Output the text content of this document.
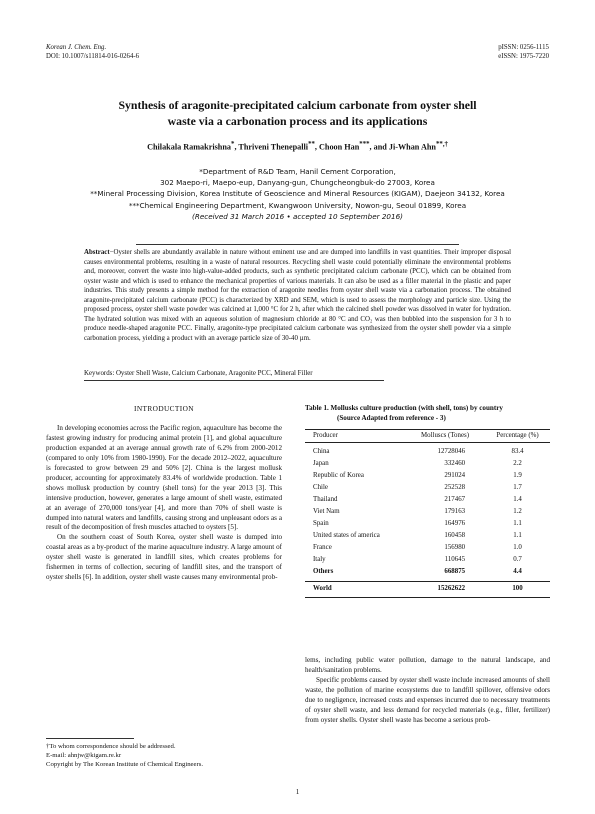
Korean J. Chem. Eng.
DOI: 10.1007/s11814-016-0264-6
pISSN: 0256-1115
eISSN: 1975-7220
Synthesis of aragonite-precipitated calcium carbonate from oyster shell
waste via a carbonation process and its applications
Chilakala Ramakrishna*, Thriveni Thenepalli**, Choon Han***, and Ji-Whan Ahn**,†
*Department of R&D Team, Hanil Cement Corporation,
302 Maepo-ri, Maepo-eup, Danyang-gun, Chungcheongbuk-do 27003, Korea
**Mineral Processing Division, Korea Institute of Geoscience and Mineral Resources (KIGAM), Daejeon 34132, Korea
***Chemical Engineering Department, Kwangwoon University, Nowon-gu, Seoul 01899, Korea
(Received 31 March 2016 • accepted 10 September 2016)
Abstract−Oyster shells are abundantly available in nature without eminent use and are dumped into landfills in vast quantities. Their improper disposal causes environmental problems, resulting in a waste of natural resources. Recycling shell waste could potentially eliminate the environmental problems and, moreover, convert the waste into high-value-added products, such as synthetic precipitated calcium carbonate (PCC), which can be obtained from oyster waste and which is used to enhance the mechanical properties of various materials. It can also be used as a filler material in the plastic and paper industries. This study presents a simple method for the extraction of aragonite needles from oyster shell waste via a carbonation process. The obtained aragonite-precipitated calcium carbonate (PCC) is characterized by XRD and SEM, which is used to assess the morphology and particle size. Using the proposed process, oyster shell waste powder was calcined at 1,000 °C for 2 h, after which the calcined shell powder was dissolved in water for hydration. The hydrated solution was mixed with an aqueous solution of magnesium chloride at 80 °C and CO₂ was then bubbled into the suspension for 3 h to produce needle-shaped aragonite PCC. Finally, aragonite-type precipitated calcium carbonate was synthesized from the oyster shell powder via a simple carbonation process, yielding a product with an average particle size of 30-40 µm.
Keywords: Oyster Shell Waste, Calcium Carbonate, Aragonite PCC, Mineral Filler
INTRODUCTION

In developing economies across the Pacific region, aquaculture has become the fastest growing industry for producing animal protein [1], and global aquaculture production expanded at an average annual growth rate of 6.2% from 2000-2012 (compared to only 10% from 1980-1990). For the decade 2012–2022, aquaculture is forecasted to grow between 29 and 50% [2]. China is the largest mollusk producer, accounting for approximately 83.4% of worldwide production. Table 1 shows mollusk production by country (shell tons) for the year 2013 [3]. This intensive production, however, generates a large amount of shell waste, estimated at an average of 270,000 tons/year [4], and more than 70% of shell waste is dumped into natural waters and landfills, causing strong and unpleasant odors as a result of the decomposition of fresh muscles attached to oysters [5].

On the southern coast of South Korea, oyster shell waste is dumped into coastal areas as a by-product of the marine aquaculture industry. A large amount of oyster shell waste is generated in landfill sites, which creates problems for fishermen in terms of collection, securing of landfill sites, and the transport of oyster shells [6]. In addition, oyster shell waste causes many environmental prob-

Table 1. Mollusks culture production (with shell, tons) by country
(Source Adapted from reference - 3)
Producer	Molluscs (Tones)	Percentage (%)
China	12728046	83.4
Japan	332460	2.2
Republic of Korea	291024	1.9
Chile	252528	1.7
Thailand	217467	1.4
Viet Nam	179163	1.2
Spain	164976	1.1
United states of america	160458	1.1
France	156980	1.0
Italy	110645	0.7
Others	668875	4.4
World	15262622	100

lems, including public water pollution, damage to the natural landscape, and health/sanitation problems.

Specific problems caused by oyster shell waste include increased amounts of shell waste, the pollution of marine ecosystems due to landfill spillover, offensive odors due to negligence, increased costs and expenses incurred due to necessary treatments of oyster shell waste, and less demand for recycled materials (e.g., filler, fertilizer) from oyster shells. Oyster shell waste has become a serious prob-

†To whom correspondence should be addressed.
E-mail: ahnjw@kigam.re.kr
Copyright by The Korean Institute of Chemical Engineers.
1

========================================================================

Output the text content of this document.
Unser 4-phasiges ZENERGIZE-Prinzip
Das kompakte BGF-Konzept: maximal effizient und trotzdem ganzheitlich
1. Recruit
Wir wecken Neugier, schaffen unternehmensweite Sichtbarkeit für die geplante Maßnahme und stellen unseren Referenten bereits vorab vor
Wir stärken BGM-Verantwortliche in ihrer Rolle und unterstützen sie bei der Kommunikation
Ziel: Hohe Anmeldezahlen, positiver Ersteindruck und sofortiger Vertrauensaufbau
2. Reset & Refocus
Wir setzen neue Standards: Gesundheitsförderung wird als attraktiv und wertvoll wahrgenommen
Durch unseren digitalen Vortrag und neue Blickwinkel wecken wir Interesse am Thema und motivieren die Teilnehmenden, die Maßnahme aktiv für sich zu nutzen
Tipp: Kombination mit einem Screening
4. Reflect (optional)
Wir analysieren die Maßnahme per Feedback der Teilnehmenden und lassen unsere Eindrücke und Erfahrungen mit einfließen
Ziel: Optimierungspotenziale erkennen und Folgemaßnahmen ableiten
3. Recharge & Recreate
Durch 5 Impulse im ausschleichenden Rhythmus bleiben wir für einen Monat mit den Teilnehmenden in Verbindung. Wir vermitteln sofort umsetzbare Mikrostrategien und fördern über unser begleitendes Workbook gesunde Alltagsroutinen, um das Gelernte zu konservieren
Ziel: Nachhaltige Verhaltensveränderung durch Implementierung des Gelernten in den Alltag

========================================================================

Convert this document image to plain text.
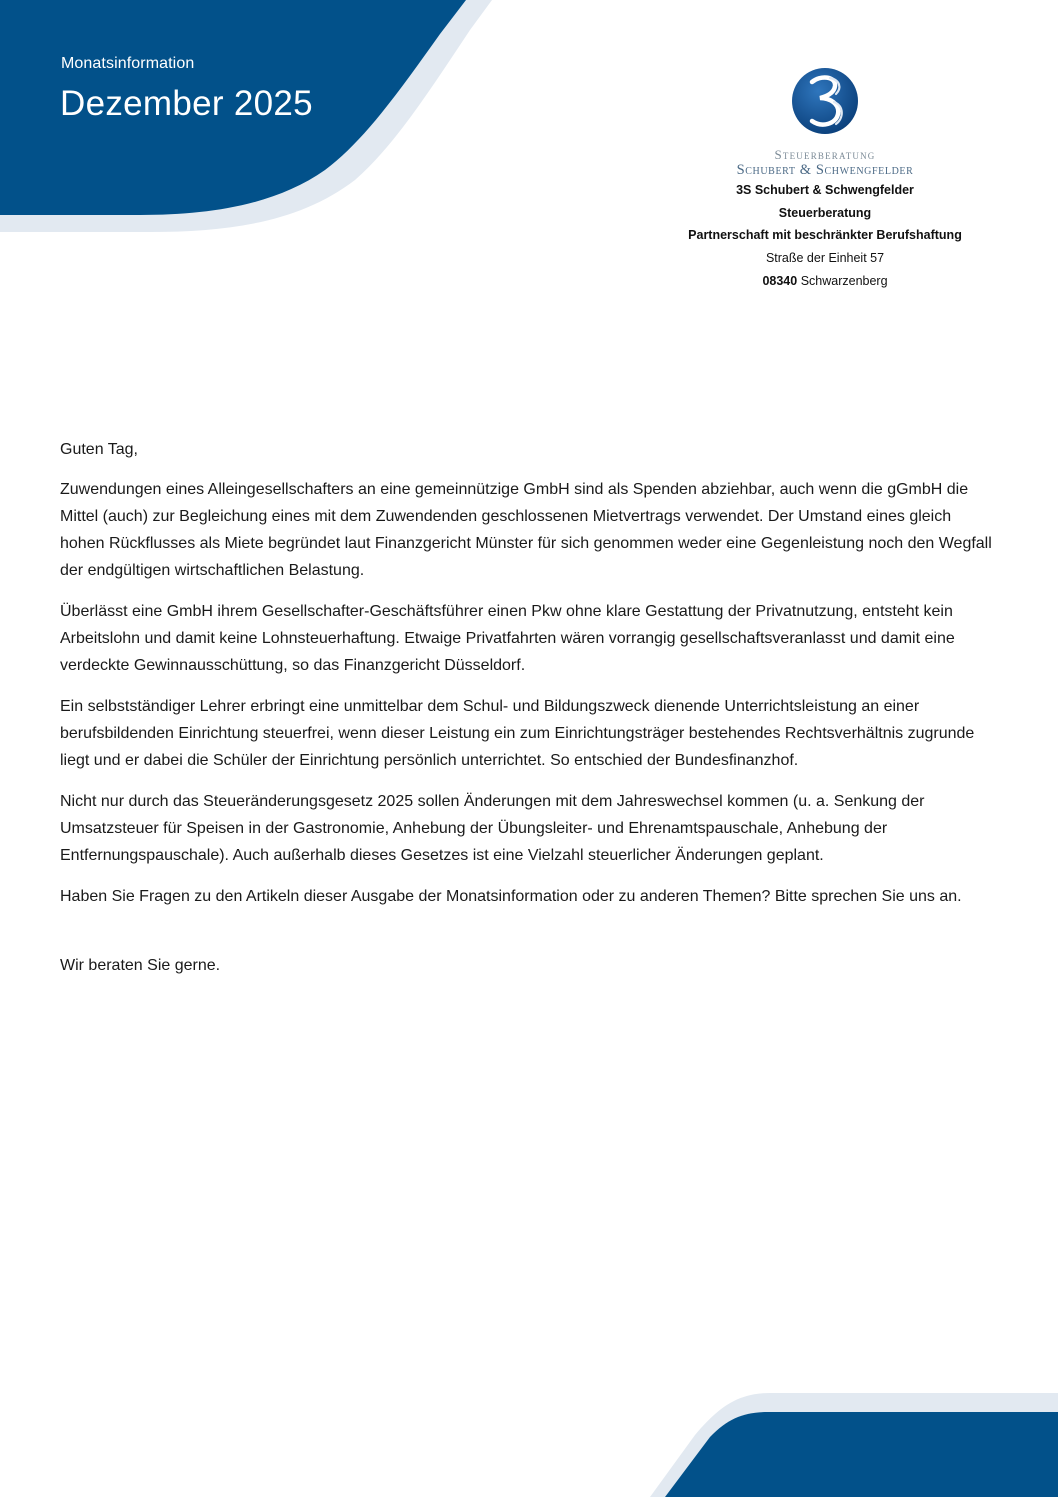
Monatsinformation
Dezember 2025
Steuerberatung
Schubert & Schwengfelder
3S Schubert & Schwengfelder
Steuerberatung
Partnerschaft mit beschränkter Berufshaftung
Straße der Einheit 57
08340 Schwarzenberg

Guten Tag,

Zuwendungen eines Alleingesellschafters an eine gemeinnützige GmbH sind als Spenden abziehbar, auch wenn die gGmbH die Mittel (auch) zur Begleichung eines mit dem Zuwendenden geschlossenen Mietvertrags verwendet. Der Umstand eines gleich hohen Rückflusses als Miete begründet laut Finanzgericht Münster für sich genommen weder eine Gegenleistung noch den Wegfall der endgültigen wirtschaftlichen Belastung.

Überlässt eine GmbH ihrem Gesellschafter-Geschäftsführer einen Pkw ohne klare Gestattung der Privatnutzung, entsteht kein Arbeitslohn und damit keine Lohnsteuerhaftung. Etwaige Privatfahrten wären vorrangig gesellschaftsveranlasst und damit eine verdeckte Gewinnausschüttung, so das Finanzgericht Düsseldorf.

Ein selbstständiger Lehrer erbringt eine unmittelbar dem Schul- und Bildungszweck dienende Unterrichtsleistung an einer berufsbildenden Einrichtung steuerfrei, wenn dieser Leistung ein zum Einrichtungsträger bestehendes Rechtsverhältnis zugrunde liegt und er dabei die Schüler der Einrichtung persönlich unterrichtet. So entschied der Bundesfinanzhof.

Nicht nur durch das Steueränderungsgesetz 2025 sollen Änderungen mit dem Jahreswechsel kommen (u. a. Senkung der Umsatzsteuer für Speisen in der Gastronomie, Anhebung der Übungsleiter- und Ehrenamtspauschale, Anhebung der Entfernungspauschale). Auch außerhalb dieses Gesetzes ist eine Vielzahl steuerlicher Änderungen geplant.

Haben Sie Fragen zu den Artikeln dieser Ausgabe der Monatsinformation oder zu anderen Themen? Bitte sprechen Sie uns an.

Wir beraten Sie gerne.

========================================================================

-- Exercise directions --
From the records, copy out each line that includes the string "Department".

-- Response to this task --
*Department of R&D Team, Hanil Cement Corporation,
***Chemical Engineering Department, Kwangwoon University, Nowon-gu, Seoul 01899, Korea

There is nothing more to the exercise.